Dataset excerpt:

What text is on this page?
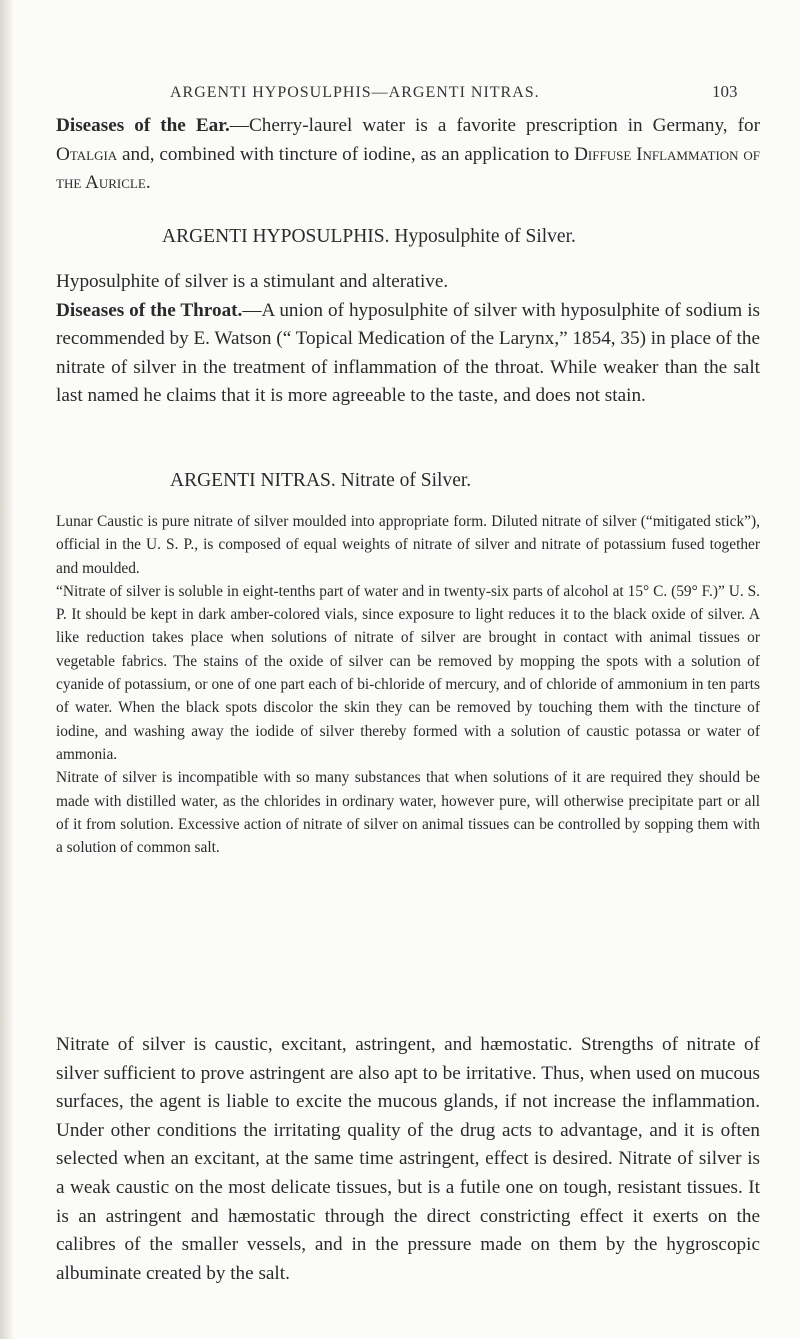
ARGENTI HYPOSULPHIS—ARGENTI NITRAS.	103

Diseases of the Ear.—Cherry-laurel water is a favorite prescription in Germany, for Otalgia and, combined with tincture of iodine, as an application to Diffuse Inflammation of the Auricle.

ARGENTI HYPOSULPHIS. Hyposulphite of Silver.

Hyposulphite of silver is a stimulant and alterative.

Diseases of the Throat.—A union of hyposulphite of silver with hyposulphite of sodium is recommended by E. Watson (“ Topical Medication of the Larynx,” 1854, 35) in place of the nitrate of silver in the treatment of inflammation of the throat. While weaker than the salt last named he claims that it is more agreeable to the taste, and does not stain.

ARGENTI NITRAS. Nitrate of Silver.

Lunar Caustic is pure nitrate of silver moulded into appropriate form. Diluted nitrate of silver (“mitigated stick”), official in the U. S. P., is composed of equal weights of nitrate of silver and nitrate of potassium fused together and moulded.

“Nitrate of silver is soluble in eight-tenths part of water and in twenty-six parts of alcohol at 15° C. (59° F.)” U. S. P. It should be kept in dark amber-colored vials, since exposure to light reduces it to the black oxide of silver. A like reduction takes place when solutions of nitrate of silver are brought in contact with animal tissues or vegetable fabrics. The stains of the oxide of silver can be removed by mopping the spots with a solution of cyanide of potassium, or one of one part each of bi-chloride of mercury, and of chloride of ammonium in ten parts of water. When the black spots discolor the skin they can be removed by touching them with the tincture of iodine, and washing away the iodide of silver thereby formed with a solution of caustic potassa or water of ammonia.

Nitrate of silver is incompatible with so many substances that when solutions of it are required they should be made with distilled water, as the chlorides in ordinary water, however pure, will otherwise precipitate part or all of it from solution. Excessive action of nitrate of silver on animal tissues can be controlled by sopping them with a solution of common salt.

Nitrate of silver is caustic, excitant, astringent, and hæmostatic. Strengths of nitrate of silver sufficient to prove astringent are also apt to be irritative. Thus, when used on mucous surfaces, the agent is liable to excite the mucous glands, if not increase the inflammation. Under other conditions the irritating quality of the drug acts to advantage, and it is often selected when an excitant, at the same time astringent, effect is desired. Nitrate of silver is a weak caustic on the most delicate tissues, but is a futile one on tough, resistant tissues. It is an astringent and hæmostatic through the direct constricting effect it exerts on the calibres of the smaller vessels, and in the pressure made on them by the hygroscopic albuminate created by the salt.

---

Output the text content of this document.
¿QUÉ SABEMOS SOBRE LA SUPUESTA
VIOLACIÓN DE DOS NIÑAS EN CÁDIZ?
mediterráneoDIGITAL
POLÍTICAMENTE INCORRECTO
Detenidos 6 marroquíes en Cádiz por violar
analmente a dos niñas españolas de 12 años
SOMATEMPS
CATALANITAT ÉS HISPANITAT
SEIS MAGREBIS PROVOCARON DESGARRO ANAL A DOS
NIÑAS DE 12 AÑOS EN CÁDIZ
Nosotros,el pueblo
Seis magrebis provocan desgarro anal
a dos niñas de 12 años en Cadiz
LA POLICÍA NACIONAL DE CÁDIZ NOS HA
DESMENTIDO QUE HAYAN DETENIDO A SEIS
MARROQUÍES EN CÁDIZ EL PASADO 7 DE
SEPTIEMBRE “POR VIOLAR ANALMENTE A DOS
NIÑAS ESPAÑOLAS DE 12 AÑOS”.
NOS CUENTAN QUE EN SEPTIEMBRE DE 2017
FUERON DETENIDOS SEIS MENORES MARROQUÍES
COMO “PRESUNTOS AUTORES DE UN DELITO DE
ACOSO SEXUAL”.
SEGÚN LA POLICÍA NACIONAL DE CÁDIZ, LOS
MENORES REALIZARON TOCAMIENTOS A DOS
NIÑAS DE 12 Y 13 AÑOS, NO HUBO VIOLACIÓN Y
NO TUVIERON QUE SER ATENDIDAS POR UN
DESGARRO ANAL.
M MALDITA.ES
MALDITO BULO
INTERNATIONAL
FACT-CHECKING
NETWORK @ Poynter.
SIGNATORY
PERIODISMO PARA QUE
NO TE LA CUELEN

...

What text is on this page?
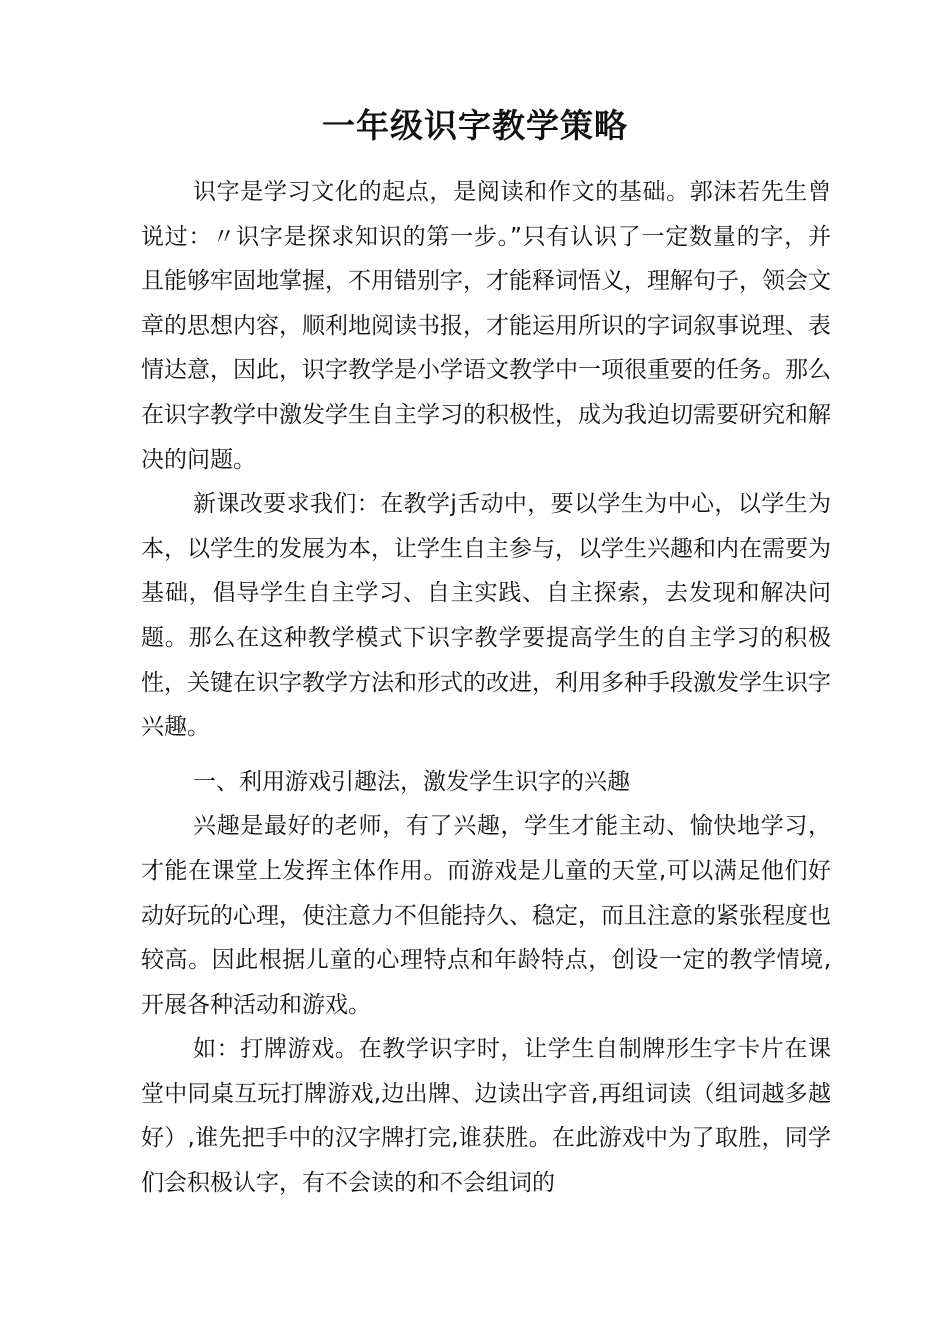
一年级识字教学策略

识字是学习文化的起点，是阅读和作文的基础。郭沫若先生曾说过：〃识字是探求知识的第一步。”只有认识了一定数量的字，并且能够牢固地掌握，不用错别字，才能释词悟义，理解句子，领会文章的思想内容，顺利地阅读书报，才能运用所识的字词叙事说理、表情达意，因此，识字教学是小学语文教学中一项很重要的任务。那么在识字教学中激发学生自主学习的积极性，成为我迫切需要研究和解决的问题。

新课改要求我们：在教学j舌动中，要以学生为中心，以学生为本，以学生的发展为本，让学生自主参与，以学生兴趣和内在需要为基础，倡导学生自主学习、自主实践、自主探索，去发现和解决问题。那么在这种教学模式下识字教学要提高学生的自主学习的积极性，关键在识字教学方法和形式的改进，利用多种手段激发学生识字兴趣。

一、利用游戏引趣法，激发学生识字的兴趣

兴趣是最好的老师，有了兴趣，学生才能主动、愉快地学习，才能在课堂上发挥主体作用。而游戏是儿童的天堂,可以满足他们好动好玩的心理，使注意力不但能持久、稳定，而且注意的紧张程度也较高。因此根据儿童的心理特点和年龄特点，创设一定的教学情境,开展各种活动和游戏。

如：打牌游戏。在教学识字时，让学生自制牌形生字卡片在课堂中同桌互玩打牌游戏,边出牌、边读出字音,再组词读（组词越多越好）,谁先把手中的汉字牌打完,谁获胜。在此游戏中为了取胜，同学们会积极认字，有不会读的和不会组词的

» **Instruction**: In the entries above, locate every line with the word "HYPOSULPHIS" and copy it.

» **Solution to the problem**:
ARGENTI HYPOSULPHIS—ARGENTI NITRAS.	103
ARGENTI HYPOSULPHIS. Hyposulphite of Silver.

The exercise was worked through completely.